What is needed:
Reproduce the complete listing without any deviation.

Data records:
────────────────

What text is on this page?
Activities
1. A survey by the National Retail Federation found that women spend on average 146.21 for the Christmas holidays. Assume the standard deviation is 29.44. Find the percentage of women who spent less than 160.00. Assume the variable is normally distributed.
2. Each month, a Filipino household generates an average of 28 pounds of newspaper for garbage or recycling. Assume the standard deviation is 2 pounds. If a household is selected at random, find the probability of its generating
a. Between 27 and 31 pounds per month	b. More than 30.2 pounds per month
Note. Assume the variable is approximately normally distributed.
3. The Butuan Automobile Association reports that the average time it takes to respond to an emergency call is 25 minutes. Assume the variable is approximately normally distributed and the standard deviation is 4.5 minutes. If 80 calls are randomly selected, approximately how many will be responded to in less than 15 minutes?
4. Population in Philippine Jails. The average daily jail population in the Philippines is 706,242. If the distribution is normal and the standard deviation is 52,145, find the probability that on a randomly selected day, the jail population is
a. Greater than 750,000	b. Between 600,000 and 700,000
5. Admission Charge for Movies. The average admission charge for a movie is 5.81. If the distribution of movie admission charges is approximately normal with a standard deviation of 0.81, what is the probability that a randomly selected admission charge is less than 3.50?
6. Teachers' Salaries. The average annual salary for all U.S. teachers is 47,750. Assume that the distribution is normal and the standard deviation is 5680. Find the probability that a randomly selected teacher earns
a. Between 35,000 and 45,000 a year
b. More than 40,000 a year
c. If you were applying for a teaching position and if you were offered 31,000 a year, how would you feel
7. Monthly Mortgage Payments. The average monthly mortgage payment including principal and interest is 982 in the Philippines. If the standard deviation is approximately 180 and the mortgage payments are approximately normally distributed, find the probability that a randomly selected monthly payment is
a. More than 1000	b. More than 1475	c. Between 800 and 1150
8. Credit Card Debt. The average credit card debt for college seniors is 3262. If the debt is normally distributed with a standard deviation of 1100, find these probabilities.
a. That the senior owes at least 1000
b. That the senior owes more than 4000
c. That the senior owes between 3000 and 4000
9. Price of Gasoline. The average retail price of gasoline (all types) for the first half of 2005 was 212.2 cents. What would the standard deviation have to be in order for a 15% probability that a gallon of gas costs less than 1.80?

────────────────

Result of the exercise:
What text is on this page?
Activities
1. A survey by the National Retail Federation found that women spend on average 146.21 for the Christmas holidays. Assume the standard deviation is 29.44. Find the percentage of women who spent less than 160.00. Assume the variable is normally distributed.
2. Each month, a Filipino household generates an average of 28 pounds of newspaper for garbage or recycling. Assume the standard deviation is 2 pounds. If a household is selected at random, find the probability of its generating
a. Between 27 and 31 pounds per month	b. More than 30.2 pounds per month
Note. Assume the variable is approximately normally distributed.
3. The Butuan Automobile Association reports that the average time it takes to respond to an emergency call is 25 minutes. Assume the variable is approximately normally distributed and the standard deviation is 4.5 minutes. If 80 calls are randomly selected, approximately how many will be responded to in less than 15 minutes?
4. Population in Philippine Jails. The average daily jail population in the Philippines is 706,242. If the distribution is normal and the standard deviation is 52,145, find the probability that on a randomly selected day, the jail population is
a. Greater than 750,000	b. Between 600,000 and 700,000
5. Admission Charge for Movies. The average admission charge for a movie is 5.81. If the distribution of movie admission charges is approximately normal with a standard deviation of 0.81, what is the probability that a randomly selected admission charge is less than 3.50?
6. Teachers' Salaries. The average annual salary for all U.S. teachers is 47,750. Assume that the distribution is normal and the standard deviation is 5680. Find the probability that a randomly selected teacher earns
a. Between 35,000 and 45,000 a year
b. More than 40,000 a year
c. If you were applying for a teaching position and if you were offered 31,000 a year, how would you feel
7. Monthly Mortgage Payments. The average monthly mortgage payment including principal and interest is 982 in the Philippines. If the standard deviation is approximately 180 and the mortgage payments are approximately normally distributed, find the probability that a randomly selected monthly payment is
a. More than 1000	b. More than 1475	c. Between 800 and 1150
8. Credit Card Debt. The average credit card debt for college seniors is 3262. If the debt is normally distributed with a standard deviation of 1100, find these probabilities.
a. That the senior owes at least 1000
b. That the senior owes more than 4000
c. That the senior owes between 3000 and 4000
9. Price of Gasoline. The average retail price of gasoline (all types) for the first half of 2005 was 212.2 cents. What would the standard deviation have to be in order for a 15% probability that a gallon of gas costs less than 1.80?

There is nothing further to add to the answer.